◆ What is required:
Scan the entries below and report only how many lines contain "given".

◆ Data provided:
--------------------------------------------------

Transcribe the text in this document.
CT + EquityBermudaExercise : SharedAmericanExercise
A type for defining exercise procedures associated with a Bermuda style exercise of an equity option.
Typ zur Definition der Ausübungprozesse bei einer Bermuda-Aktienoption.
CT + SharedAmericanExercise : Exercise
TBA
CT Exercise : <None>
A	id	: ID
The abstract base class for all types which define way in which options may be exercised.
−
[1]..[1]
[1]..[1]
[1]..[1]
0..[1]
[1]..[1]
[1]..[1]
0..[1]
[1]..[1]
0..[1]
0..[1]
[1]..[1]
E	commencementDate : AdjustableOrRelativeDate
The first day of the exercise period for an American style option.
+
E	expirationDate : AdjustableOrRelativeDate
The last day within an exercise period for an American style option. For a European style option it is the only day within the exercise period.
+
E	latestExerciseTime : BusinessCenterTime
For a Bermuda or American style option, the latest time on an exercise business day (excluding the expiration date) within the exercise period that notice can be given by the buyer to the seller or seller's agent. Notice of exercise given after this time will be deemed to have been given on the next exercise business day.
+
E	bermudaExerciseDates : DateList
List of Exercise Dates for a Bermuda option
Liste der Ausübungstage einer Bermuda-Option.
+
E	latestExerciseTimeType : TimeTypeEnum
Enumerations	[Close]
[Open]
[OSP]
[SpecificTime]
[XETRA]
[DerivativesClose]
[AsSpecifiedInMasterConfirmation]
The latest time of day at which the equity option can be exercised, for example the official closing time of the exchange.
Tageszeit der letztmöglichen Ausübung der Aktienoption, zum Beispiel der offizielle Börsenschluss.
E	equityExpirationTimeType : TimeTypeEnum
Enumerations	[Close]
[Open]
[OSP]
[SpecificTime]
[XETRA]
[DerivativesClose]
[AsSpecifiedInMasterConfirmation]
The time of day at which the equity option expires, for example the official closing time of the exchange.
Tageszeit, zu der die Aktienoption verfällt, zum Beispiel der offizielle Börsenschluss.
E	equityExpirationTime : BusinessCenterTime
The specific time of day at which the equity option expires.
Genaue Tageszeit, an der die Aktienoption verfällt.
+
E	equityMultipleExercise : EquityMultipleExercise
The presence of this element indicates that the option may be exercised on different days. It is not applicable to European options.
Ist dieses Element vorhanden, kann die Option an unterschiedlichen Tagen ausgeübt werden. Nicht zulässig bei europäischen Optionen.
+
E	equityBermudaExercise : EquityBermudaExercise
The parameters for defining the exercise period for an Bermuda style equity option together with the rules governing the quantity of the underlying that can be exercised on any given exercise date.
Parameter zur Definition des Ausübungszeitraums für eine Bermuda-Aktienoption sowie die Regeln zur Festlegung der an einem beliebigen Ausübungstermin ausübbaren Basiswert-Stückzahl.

--------------------------------------------------

◆ Response:
2